WHAT IS EXPECTED:
Without skipping or changing anything, print all the entries.

RECORDS FOR PROCESSING:
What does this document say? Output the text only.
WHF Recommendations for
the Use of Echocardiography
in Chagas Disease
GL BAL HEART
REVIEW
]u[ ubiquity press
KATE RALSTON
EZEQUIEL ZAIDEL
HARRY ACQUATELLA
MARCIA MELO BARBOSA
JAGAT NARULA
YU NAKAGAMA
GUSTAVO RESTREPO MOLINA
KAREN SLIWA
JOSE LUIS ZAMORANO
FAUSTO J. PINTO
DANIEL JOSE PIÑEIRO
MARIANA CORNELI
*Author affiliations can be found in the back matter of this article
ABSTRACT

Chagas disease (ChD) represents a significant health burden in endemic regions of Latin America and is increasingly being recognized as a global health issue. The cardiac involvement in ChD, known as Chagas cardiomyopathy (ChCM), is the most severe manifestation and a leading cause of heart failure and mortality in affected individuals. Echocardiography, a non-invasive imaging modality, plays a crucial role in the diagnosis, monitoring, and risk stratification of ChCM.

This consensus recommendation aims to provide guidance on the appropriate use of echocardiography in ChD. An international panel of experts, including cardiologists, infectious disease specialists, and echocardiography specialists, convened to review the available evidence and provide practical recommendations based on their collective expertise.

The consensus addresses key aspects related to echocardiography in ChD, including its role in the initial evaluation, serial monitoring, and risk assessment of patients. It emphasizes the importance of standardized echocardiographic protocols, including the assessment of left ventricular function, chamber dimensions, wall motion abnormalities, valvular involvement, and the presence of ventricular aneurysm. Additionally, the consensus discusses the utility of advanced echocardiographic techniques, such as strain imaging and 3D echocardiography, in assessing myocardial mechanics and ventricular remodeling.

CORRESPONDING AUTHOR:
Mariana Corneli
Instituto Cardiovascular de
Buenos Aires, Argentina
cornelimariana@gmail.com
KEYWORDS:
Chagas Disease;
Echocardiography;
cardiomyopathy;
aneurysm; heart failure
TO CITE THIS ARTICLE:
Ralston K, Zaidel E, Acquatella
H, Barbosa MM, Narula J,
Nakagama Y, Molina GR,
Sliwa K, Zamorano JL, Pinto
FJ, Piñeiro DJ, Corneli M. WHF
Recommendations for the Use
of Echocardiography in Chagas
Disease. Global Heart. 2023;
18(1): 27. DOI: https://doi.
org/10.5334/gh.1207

FINISHED EXERCISE:
What does this document say? Output the text only.
WHF Recommendations for
the Use of Echocardiography
in Chagas Disease
GL BAL HEART
REVIEW
]u[ ubiquity press
KATE RALSTON
EZEQUIEL ZAIDEL
HARRY ACQUATELLA
MARCIA MELO BARBOSA
JAGAT NARULA
YU NAKAGAMA
GUSTAVO RESTREPO MOLINA
KAREN SLIWA
JOSE LUIS ZAMORANO
FAUSTO J. PINTO
DANIEL JOSE PIÑEIRO
MARIANA CORNELI
*Author affiliations can be found in the back matter of this article
ABSTRACT

Chagas disease (ChD) represents a significant health burden in endemic regions of Latin America and is increasingly being recognized as a global health issue. The cardiac involvement in ChD, known as Chagas cardiomyopathy (ChCM), is the most severe manifestation and a leading cause of heart failure and mortality in affected individuals. Echocardiography, a non-invasive imaging modality, plays a crucial role in the diagnosis, monitoring, and risk stratification of ChCM.

This consensus recommendation aims to provide guidance on the appropriate use of echocardiography in ChD. An international panel of experts, including cardiologists, infectious disease specialists, and echocardiography specialists, convened to review the available evidence and provide practical recommendations based on their collective expertise.

The consensus addresses key aspects related to echocardiography in ChD, including its role in the initial evaluation, serial monitoring, and risk assessment of patients. It emphasizes the importance of standardized echocardiographic protocols, including the assessment of left ventricular function, chamber dimensions, wall motion abnormalities, valvular involvement, and the presence of ventricular aneurysm. Additionally, the consensus discusses the utility of advanced echocardiographic techniques, such as strain imaging and 3D echocardiography, in assessing myocardial mechanics and ventricular remodeling.

CORRESPONDING AUTHOR:
Mariana Corneli
Instituto Cardiovascular de
Buenos Aires, Argentina
cornelimariana@gmail.com
KEYWORDS:
Chagas Disease;
Echocardiography;
cardiomyopathy;
aneurysm; heart failure
TO CITE THIS ARTICLE:
Ralston K, Zaidel E, Acquatella
H, Barbosa MM, Narula J,
Nakagama Y, Molina GR,
Sliwa K, Zamorano JL, Pinto
FJ, Piñeiro DJ, Corneli M. WHF
Recommendations for the Use
of Echocardiography in Chagas
Disease. Global Heart. 2023;
18(1): 27. DOI: https://doi.
org/10.5334/gh.1207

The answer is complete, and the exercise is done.